Items listed in a dataset:
###

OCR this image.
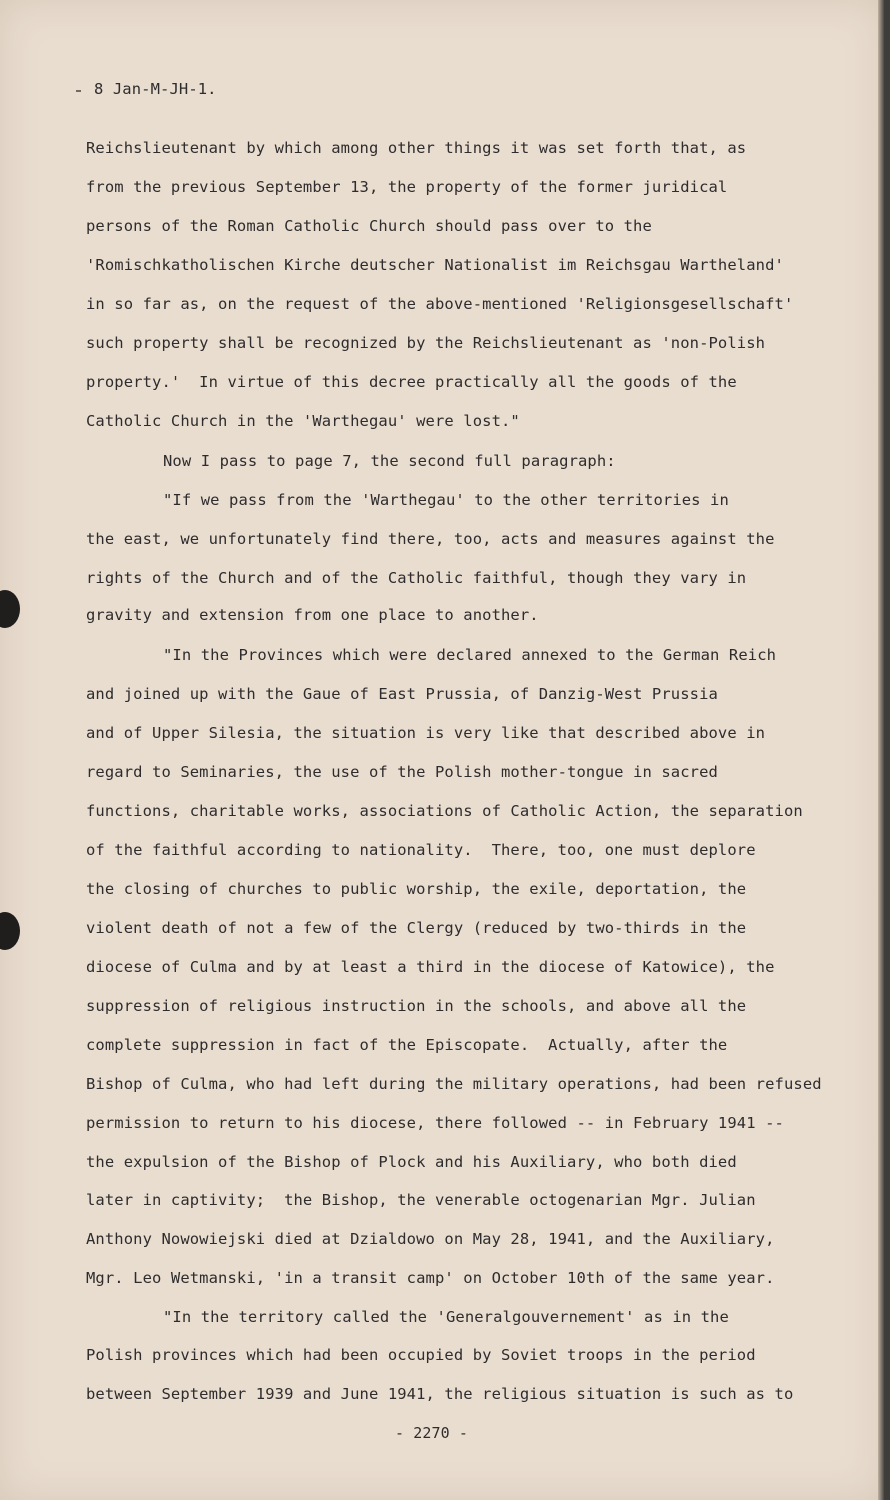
8 Jan-M-JH-1.
Reichslieutenant by which among other things it was set forth that, as
from the previous September 13, the property of the former juridical
persons of the Roman Catholic Church should pass over to the
'Romischkatholischen Kirche deutscher Nationalist im Reichsgau Wartheland'
in so far as, on the request of the above-mentioned 'Religionsgesellschaft'
such property shall be recognized by the Reichslieutenant as 'non-Polish
property.'  In virtue of this decree practically all the goods of the
Catholic Church in the 'Warthegau' were lost."
Now I pass to page 7, the second full paragraph:
"If we pass from the 'Warthegau' to the other territories in
the east, we unfortunately find there, too, acts and measures against the
rights of the Church and of the Catholic faithful, though they vary in
gravity and extension from one place to another.
"In the Provinces which were declared annexed to the German Reich
and joined up with the Gaue of East Prussia, of Danzig-West Prussia
and of Upper Silesia, the situation is very like that described above in
regard to Seminaries, the use of the Polish mother-tongue in sacred
functions, charitable works, associations of Catholic Action, the separation
of the faithful according to nationality.  There, too, one must deplore
the closing of churches to public worship, the exile, deportation, the
violent death of not a few of the Clergy (reduced by two-thirds in the
diocese of Culma and by at least a third in the diocese of Katowice), the
suppression of religious instruction in the schools, and above all the
complete suppression in fact of the Episcopate.  Actually, after the
Bishop of Culma, who had left during the military operations, had been refused
permission to return to his diocese, there followed -- in February 1941 --
the expulsion of the Bishop of Plock and his Auxiliary, who both died
later in captivity;  the Bishop, the venerable octogenarian Mgr. Julian
Anthony Nowowiejski died at Dzialdowo on May 28, 1941, and the Auxiliary,
Mgr. Leo Wetmanski, 'in a transit camp' on October 10th of the same year.
"In the territory called the 'Generalgouvernement' as in the
Polish provinces which had been occupied by Soviet troops in the period
between September 1939 and June 1941, the religious situation is such as to
- 2270 -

###

Problem requirements:
Transcribe the preceding listing in its entirety and with exact wording, leaving out pictures.

Final answer:
OCR this image.
8 Jan-M-JH-1.
Reichslieutenant by which among other things it was set forth that, as
from the previous September 13, the property of the former juridical
persons of the Roman Catholic Church should pass over to the
'Romischkatholischen Kirche deutscher Nationalist im Reichsgau Wartheland'
in so far as, on the request of the above-mentioned 'Religionsgesellschaft'
such property shall be recognized by the Reichslieutenant as 'non-Polish
property.'  In virtue of this decree practically all the goods of the
Catholic Church in the 'Warthegau' were lost."
Now I pass to page 7, the second full paragraph:
"If we pass from the 'Warthegau' to the other territories in
the east, we unfortunately find there, too, acts and measures against the
rights of the Church and of the Catholic faithful, though they vary in
gravity and extension from one place to another.
"In the Provinces which were declared annexed to the German Reich
and joined up with the Gaue of East Prussia, of Danzig-West Prussia
and of Upper Silesia, the situation is very like that described above in
regard to Seminaries, the use of the Polish mother-tongue in sacred
functions, charitable works, associations of Catholic Action, the separation
of the faithful according to nationality.  There, too, one must deplore
the closing of churches to public worship, the exile, deportation, the
violent death of not a few of the Clergy (reduced by two-thirds in the
diocese of Culma and by at least a third in the diocese of Katowice), the
suppression of religious instruction in the schools, and above all the
complete suppression in fact of the Episcopate.  Actually, after the
Bishop of Culma, who had left during the military operations, had been refused
permission to return to his diocese, there followed -- in February 1941 --
the expulsion of the Bishop of Plock and his Auxiliary, who both died
later in captivity;  the Bishop, the venerable octogenarian Mgr. Julian
Anthony Nowowiejski died at Dzialdowo on May 28, 1941, and the Auxiliary,
Mgr. Leo Wetmanski, 'in a transit camp' on October 10th of the same year.
"In the territory called the 'Generalgouvernement' as in the
Polish provinces which had been occupied by Soviet troops in the period
between September 1939 and June 1941, the religious situation is such as to
- 2270 -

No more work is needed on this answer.